- DO THIS -
Extract the listing below in full, unchanged.

- RECORD EXCERPTS -
========

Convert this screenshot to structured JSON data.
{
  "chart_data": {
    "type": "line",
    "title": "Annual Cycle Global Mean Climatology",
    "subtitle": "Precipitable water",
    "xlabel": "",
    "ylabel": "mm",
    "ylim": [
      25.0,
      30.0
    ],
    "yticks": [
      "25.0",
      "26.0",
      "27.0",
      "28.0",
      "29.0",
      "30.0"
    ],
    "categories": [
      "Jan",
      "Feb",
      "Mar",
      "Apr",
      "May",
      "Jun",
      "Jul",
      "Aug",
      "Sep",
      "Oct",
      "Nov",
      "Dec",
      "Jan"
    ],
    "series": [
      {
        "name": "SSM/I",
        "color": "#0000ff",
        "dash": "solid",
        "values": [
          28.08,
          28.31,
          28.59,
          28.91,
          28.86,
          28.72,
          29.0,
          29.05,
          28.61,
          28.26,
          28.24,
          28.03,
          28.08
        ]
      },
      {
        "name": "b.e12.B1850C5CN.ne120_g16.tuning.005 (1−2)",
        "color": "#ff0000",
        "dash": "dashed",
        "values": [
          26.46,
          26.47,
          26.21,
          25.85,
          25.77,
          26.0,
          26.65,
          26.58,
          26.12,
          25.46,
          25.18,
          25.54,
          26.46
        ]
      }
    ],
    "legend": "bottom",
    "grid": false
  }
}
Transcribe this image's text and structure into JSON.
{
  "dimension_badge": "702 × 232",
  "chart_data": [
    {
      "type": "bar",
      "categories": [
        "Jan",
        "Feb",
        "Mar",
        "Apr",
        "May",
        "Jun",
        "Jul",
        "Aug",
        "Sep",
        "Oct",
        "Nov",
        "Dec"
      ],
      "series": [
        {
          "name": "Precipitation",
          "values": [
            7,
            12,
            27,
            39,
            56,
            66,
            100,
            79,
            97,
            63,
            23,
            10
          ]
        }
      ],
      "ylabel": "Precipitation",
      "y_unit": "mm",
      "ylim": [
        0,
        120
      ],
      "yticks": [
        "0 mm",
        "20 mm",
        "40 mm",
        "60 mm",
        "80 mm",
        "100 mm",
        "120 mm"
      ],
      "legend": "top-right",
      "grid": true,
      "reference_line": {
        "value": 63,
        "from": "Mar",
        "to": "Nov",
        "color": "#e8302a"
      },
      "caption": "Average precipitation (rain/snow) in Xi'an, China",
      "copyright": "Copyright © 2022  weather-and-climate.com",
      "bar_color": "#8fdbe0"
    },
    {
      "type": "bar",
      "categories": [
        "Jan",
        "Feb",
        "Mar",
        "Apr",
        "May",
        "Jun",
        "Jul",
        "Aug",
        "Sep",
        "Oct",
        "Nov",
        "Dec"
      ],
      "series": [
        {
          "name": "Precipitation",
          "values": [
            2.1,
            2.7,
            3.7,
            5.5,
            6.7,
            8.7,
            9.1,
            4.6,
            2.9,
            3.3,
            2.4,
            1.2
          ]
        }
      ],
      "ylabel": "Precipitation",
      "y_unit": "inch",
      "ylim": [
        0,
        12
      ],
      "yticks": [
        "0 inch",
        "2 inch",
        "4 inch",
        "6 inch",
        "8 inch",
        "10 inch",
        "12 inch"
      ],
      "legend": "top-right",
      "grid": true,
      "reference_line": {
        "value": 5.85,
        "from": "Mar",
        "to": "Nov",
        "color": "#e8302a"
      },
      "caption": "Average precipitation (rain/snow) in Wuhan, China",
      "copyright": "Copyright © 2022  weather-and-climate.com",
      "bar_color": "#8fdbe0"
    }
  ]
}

========

- TASK RESULT -
Convert this screenshot to structured JSON data.
{
  "chart_data": {
    "type": "line",
    "title": "Annual Cycle Global Mean Climatology",
    "subtitle": "Precipitable water",
    "xlabel": "",
    "ylabel": "mm",
    "ylim": [
      25.0,
      30.0
    ],
    "yticks": [
      "25.0",
      "26.0",
      "27.0",
      "28.0",
      "29.0",
      "30.0"
    ],
    "categories": [
      "Jan",
      "Feb",
      "Mar",
      "Apr",
      "May",
      "Jun",
      "Jul",
      "Aug",
      "Sep",
      "Oct",
      "Nov",
      "Dec",
      "Jan"
    ],
    "series": [
      {
        "name": "SSM/I",
        "color": "#0000ff",
        "dash": "solid",
        "values": [
          28.08,
          28.31,
          28.59,
          28.91,
          28.86,
          28.72,
          29.0,
          29.05,
          28.61,
          28.26,
          28.24,
          28.03,
          28.08
        ]
      },
      {
        "name": "b.e12.B1850C5CN.ne120_g16.tuning.005 (1−2)",
        "color": "#ff0000",
        "dash": "dashed",
        "values": [
          26.46,
          26.47,
          26.21,
          25.85,
          25.77,
          26.0,
          26.65,
          26.58,
          26.12,
          25.46,
          25.18,
          25.54,
          26.46
        ]
      }
    ],
    "legend": "bottom",
    "grid": false
  }
}
Transcribe this image's text and structure into JSON.
{
  "dimension_badge": "702 × 232",
  "chart_data": [
    {
      "type": "bar",
      "categories": [
        "Jan",
        "Feb",
        "Mar",
        "Apr",
        "May",
        "Jun",
        "Jul",
        "Aug",
        "Sep",
        "Oct",
        "Nov",
        "Dec"
      ],
      "series": [
        {
          "name": "Precipitation",
          "values": [
            7,
            12,
            27,
            39,
            56,
            66,
            100,
            79,
            97,
            63,
            23,
            10
          ]
        }
      ],
      "ylabel": "Precipitation",
      "y_unit": "mm",
      "ylim": [
        0,
        120
      ],
      "yticks": [
        "0 mm",
        "20 mm",
        "40 mm",
        "60 mm",
        "80 mm",
        "100 mm",
        "120 mm"
      ],
      "legend": "top-right",
      "grid": true,
      "reference_line": {
        "value": 63,
        "from": "Mar",
        "to": "Nov",
        "color": "#e8302a"
      },
      "caption": "Average precipitation (rain/snow) in Xi'an, China",
      "copyright": "Copyright © 2022  weather-and-climate.com",
      "bar_color": "#8fdbe0"
    },
    {
      "type": "bar",
      "categories": [
        "Jan",
        "Feb",
        "Mar",
        "Apr",
        "May",
        "Jun",
        "Jul",
        "Aug",
        "Sep",
        "Oct",
        "Nov",
        "Dec"
      ],
      "series": [
        {
          "name": "Precipitation",
          "values": [
            2.1,
            2.7,
            3.7,
            5.5,
            6.7,
            8.7,
            9.1,
            4.6,
            2.9,
            3.3,
            2.4,
            1.2
          ]
        }
      ],
      "ylabel": "Precipitation",
      "y_unit": "inch",
      "ylim": [
        0,
        12
      ],
      "yticks": [
        "0 inch",
        "2 inch",
        "4 inch",
        "6 inch",
        "8 inch",
        "10 inch",
        "12 inch"
      ],
      "legend": "top-right",
      "grid": true,
      "reference_line": {
        "value": 5.85,
        "from": "Mar",
        "to": "Nov",
        "color": "#e8302a"
      },
      "caption": "Average precipitation (rain/snow) in Wuhan, China",
      "copyright": "Copyright © 2022  weather-and-climate.com",
      "bar_color": "#8fdbe0"
    }
  ]
}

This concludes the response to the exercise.